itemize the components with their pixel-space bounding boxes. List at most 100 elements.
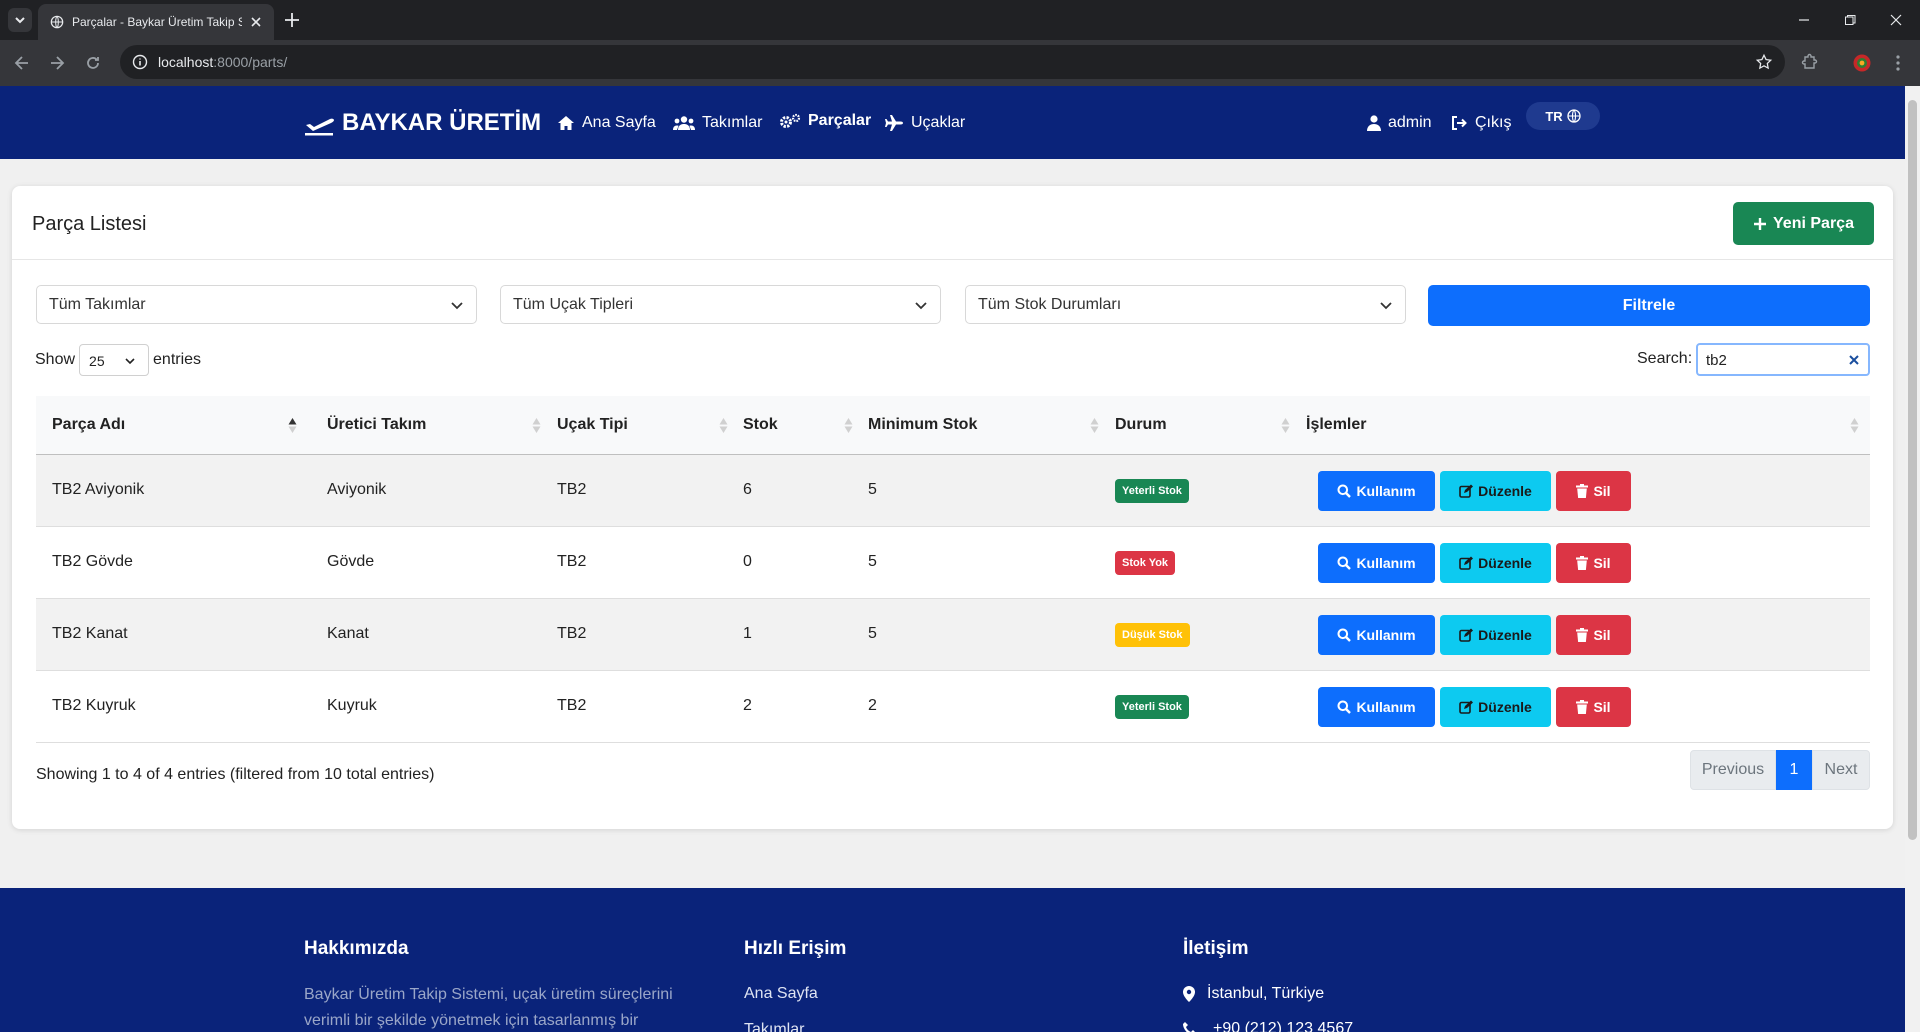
delete-button[interactable]: Sil: [1556, 471, 1631, 511]
sort-icon[interactable]: [1281, 417, 1290, 434]
edit-button[interactable]: Düzenle: [1440, 615, 1551, 655]
edit-icon: [1459, 628, 1474, 642]
pagination-page-1[interactable]: 1: [1776, 750, 1812, 790]
tab-search-button[interactable]: [8, 8, 32, 32]
sort-ascending-icon[interactable]: [288, 417, 297, 434]
forward-icon[interactable]: [47, 53, 67, 73]
plane-departure-icon: [305, 118, 334, 136]
trash-icon: [1576, 484, 1589, 498]
phone-icon: [1183, 1022, 1195, 1032]
sort-icon[interactable]: [844, 417, 853, 434]
extensions-icon[interactable]: [1799, 53, 1819, 73]
nav-link-aircraft[interactable]: Uçaklar: [884, 112, 965, 134]
edit-button[interactable]: Düzenle: [1440, 687, 1551, 727]
status-badge: Yeterli Stok: [1115, 695, 1189, 719]
col-stock[interactable]: Stok: [743, 416, 778, 434]
delete-button[interactable]: Sil: [1556, 615, 1631, 655]
url-host: localhost: [158, 54, 214, 70]
col-min-stock[interactable]: Minimum Stok: [868, 416, 977, 434]
cell-aircraft: TB2: [557, 481, 587, 498]
team-filter-value: Tüm Takımlar: [49, 296, 146, 313]
usage-button[interactable]: Kullanım: [1318, 543, 1435, 583]
usage-button[interactable]: Kullanım: [1318, 687, 1435, 727]
col-actions[interactable]: İşlemler: [1306, 416, 1366, 434]
aircraft-filter-select[interactable]: Tüm Uçak Tipleri: [500, 285, 941, 324]
nav-link-parts[interactable]: Parçalar: [779, 110, 871, 132]
close-window-icon: [1890, 14, 1902, 26]
footer-phone: +90 (212) 123 4567: [1183, 1018, 1353, 1032]
cell-min-stock: 5: [868, 553, 877, 570]
new-tab-icon[interactable]: [282, 10, 302, 30]
edit-button[interactable]: Düzenle: [1440, 471, 1551, 511]
page-length-value: 25: [89, 353, 105, 369]
close-window-button[interactable]: [1873, 0, 1919, 40]
cell-team: Gövde: [327, 553, 375, 570]
site-info-icon[interactable]: [132, 54, 148, 70]
footer-link-teams[interactable]: Takımlar: [744, 1021, 804, 1032]
scrollbar-thumb[interactable]: [1908, 100, 1917, 840]
search-icon: [1337, 484, 1352, 498]
parts-card: Parça Listesi Yeni Parça Tüm Takımlar Tü…: [12, 186, 1893, 829]
pagination-next[interactable]: Next: [1812, 750, 1870, 790]
app-navbar: BAYKAR ÜRETİM Ana Sayfa Takımlar Parçala…: [0, 86, 1905, 159]
map-marker-icon: [1183, 986, 1195, 1002]
chevron-down-icon: [451, 302, 463, 310]
search-icon: [1337, 556, 1352, 570]
logout-label: Çıkış: [1475, 114, 1512, 131]
language-switcher[interactable]: TR: [1526, 102, 1600, 130]
edit-button[interactable]: Düzenle: [1440, 543, 1551, 583]
sort-icon[interactable]: [1850, 417, 1859, 434]
reload-icon[interactable]: [83, 53, 103, 73]
bookmark-star-icon[interactable]: [1755, 53, 1773, 71]
stock-filter-select[interactable]: Tüm Stok Durumları: [965, 285, 1406, 324]
team-filter-select[interactable]: Tüm Takımlar: [36, 285, 477, 324]
nav-link-label: Uçaklar: [911, 114, 966, 131]
clear-search-icon[interactable]: [1848, 354, 1860, 366]
entries-label: entries: [153, 351, 202, 368]
back-icon[interactable]: [12, 53, 32, 73]
minimize-button[interactable]: [1781, 0, 1827, 40]
cell-part-name: TB2 Aviyonik: [52, 481, 145, 498]
restore-button[interactable]: [1827, 0, 1873, 40]
profile-avatar-icon[interactable]: [1852, 53, 1872, 73]
footer-address: İstanbul, Türkiye: [1183, 983, 1324, 1005]
filter-button[interactable]: Filtrele: [1428, 285, 1870, 326]
usage-button[interactable]: Kullanım: [1318, 471, 1435, 511]
browser-tab[interactable]: Parçalar - Baykar Üretim Takip Sistemi: [38, 4, 274, 40]
home-icon: [558, 116, 574, 130]
nav-link-home[interactable]: Ana Sayfa: [557, 112, 656, 134]
plane-icon: [885, 115, 903, 131]
delete-label: Sil: [1593, 627, 1611, 643]
page-title: Parça Listesi: [32, 213, 147, 235]
user-menu[interactable]: admin: [1367, 112, 1432, 134]
sort-icon[interactable]: [719, 417, 728, 434]
sort-icon[interactable]: [532, 417, 541, 434]
footer-about-text: Baykar Üretim Takip Sistemi, uçak üretim…: [304, 986, 673, 1029]
restore-icon: [1845, 15, 1856, 25]
close-icon[interactable]: [248, 14, 264, 30]
cell-min-stock: 5: [868, 481, 877, 498]
delete-button[interactable]: Sil: [1556, 543, 1631, 583]
users-icon: [673, 116, 695, 130]
page-length-select[interactable]: 25: [79, 344, 150, 376]
sort-icon[interactable]: [1090, 417, 1099, 434]
footer-phone-text: +90 (212) 123 4567: [1213, 1020, 1354, 1032]
col-status[interactable]: Durum: [1115, 416, 1167, 434]
nav-link-teams[interactable]: Takımlar: [673, 112, 762, 134]
usage-button[interactable]: Kullanım: [1318, 615, 1435, 655]
col-team[interactable]: Üretici Takım: [327, 416, 426, 434]
col-aircraft-type[interactable]: Uçak Tipi: [557, 416, 628, 434]
col-part-name[interactable]: Parça Adı: [52, 416, 125, 434]
brand-logo[interactable]: BAYKAR ÜRETİM: [304, 108, 541, 138]
new-part-button[interactable]: Yeni Parça: [1733, 202, 1874, 245]
address-url: localhost:8000/parts/: [158, 54, 287, 70]
address-bar[interactable]: localhost:8000/parts/: [120, 45, 1785, 79]
delete-button[interactable]: Sil: [1556, 687, 1631, 727]
pagination-previous[interactable]: Previous: [1690, 750, 1776, 790]
footer-link-home[interactable]: Ana Sayfa: [744, 985, 818, 1003]
search-input[interactable]: tb2: [1696, 343, 1870, 376]
table-row: TB2 Aviyonik Aviyonik TB2 6 5 Yeterli St…: [36, 455, 1870, 527]
logout-link[interactable]: Çıkış: [1451, 112, 1511, 134]
edit-label: Düzenle: [1478, 627, 1532, 643]
menu-dots-icon[interactable]: [1888, 53, 1908, 73]
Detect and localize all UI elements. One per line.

Description of the task
Please copy all of the lines above word for word, leaving out the pictures.

Reply to the exercise
itemize the components with their pixel-space bounding boxes. List at most 100 elements.
delete-button[interactable]: Sil: [1556, 471, 1631, 511]
sort-icon[interactable]: [1281, 417, 1290, 434]
edit-button[interactable]: Düzenle: [1440, 615, 1551, 655]
edit-icon: [1459, 628, 1474, 642]
pagination-page-1[interactable]: 1: [1776, 750, 1812, 790]
tab-search-button[interactable]: [8, 8, 32, 32]
sort-ascending-icon[interactable]: [288, 417, 297, 434]
forward-icon[interactable]: [47, 53, 67, 73]
plane-departure-icon: [305, 118, 334, 136]
trash-icon: [1576, 484, 1589, 498]
phone-icon: [1183, 1022, 1195, 1032]
sort-icon[interactable]: [844, 417, 853, 434]
extensions-icon[interactable]: [1799, 53, 1819, 73]
nav-link-aircraft[interactable]: Uçaklar: [884, 112, 965, 134]
edit-button[interactable]: Düzenle: [1440, 687, 1551, 727]
status-badge: Yeterli Stok: [1115, 695, 1189, 719]
col-stock[interactable]: Stok: [743, 416, 778, 434]
delete-button[interactable]: Sil: [1556, 615, 1631, 655]
url-host: localhost: [158, 54, 214, 70]
col-min-stock[interactable]: Minimum Stok: [868, 416, 977, 434]
cell-aircraft: TB2: [557, 481, 587, 498]
team-filter-value: Tüm Takımlar: [49, 296, 146, 313]
usage-button[interactable]: Kullanım: [1318, 543, 1435, 583]
usage-button[interactable]: Kullanım: [1318, 687, 1435, 727]
col-actions[interactable]: İşlemler: [1306, 416, 1366, 434]
aircraft-filter-select[interactable]: Tüm Uçak Tipleri: [500, 285, 941, 324]
nav-link-parts[interactable]: Parçalar: [779, 110, 871, 132]
close-window-icon: [1890, 14, 1902, 26]
footer-phone: +90 (212) 123 4567: [1183, 1018, 1353, 1032]
cell-min-stock: 5: [868, 553, 877, 570]
new-tab-icon[interactable]: [282, 10, 302, 30]
edit-button[interactable]: Düzenle: [1440, 471, 1551, 511]
page-length-value: 25: [89, 353, 105, 369]
close-window-button[interactable]: [1873, 0, 1919, 40]
cell-team: Gövde: [327, 553, 375, 570]
site-info-icon[interactable]: [132, 54, 148, 70]
footer-link-teams[interactable]: Takımlar: [744, 1021, 804, 1032]
scrollbar-thumb[interactable]: [1908, 100, 1917, 840]
search-icon: [1337, 484, 1352, 498]
parts-card: Parça Listesi Yeni Parça Tüm Takımlar Tü…: [12, 186, 1893, 829]
pagination-next[interactable]: Next: [1812, 750, 1870, 790]
app-navbar: BAYKAR ÜRETİM Ana Sayfa Takımlar Parçala…: [0, 86, 1905, 159]
map-marker-icon: [1183, 986, 1195, 1002]
chevron-down-icon: [451, 302, 463, 310]
search-icon: [1337, 556, 1352, 570]
logout-label: Çıkış: [1475, 114, 1512, 131]
language-switcher[interactable]: TR: [1526, 102, 1600, 130]
edit-button[interactable]: Düzenle: [1440, 543, 1551, 583]
sort-icon[interactable]: [1850, 417, 1859, 434]
reload-icon[interactable]: [83, 53, 103, 73]
bookmark-star-icon[interactable]: [1755, 53, 1773, 71]
stock-filter-select[interactable]: Tüm Stok Durumları: [965, 285, 1406, 324]
team-filter-select[interactable]: Tüm Takımlar: [36, 285, 477, 324]
nav-link-label: Uçaklar: [911, 114, 966, 131]
clear-search-icon[interactable]: [1848, 354, 1860, 366]
entries-label: entries: [153, 351, 202, 368]
back-icon[interactable]: [12, 53, 32, 73]
minimize-button[interactable]: [1781, 0, 1827, 40]
cell-part-name: TB2 Aviyonik: [52, 481, 145, 498]
restore-button[interactable]: [1827, 0, 1873, 40]
profile-avatar-icon[interactable]: [1852, 53, 1872, 73]
footer-address: İstanbul, Türkiye: [1183, 983, 1324, 1005]
filter-button[interactable]: Filtrele: [1428, 285, 1870, 326]
usage-button[interactable]: Kullanım: [1318, 471, 1435, 511]
browser-tab[interactable]: Parçalar - Baykar Üretim Takip Sistemi: [38, 4, 274, 40]
home-icon: [558, 116, 574, 130]
nav-link-home[interactable]: Ana Sayfa: [557, 112, 656, 134]
plane-icon: [885, 115, 903, 131]
delete-label: Sil: [1593, 627, 1611, 643]
page-title: Parça Listesi: [32, 213, 147, 235]
user-menu[interactable]: admin: [1367, 112, 1432, 134]
sort-icon[interactable]: [719, 417, 728, 434]
sort-icon[interactable]: [532, 417, 541, 434]
footer-about-text: Baykar Üretim Takip Sistemi, uçak üretim…: [304, 986, 673, 1029]
restore-icon: [1845, 15, 1856, 25]
close-icon[interactable]: [248, 14, 264, 30]
cell-min-stock: 5: [868, 481, 877, 498]
delete-button[interactable]: Sil: [1556, 543, 1631, 583]
users-icon: [673, 116, 695, 130]
page-length-select[interactable]: 25: [79, 344, 150, 376]
sort-icon[interactable]: [1090, 417, 1099, 434]
footer-phone-text: +90 (212) 123 4567: [1213, 1020, 1354, 1032]
col-status[interactable]: Durum: [1115, 416, 1167, 434]
nav-link-teams[interactable]: Takımlar: [673, 112, 762, 134]
usage-button[interactable]: Kullanım: [1318, 615, 1435, 655]
col-team[interactable]: Üretici Takım: [327, 416, 426, 434]
col-aircraft-type[interactable]: Uçak Tipi: [557, 416, 628, 434]
col-part-name[interactable]: Parça Adı: [52, 416, 125, 434]
brand-logo[interactable]: BAYKAR ÜRETİM: [304, 108, 541, 138]
new-part-button[interactable]: Yeni Parça: [1733, 202, 1874, 245]
address-url: localhost:8000/parts/: [158, 54, 287, 70]
address-bar[interactable]: localhost:8000/parts/: [120, 45, 1785, 79]
delete-button[interactable]: Sil: [1556, 687, 1631, 727]
pagination-previous[interactable]: Previous: [1690, 750, 1776, 790]
footer-link-home[interactable]: Ana Sayfa: [744, 985, 818, 1003]
search-input[interactable]: tb2: [1696, 343, 1870, 376]
table-row: TB2 Aviyonik Aviyonik TB2 6 5 Yeterli St…: [36, 455, 1870, 527]
logout-link[interactable]: Çıkış: [1451, 112, 1511, 134]
edit-label: Düzenle: [1478, 627, 1532, 643]
menu-dots-icon[interactable]: [1888, 53, 1908, 73]
Detect and localize all UI elements. One per line.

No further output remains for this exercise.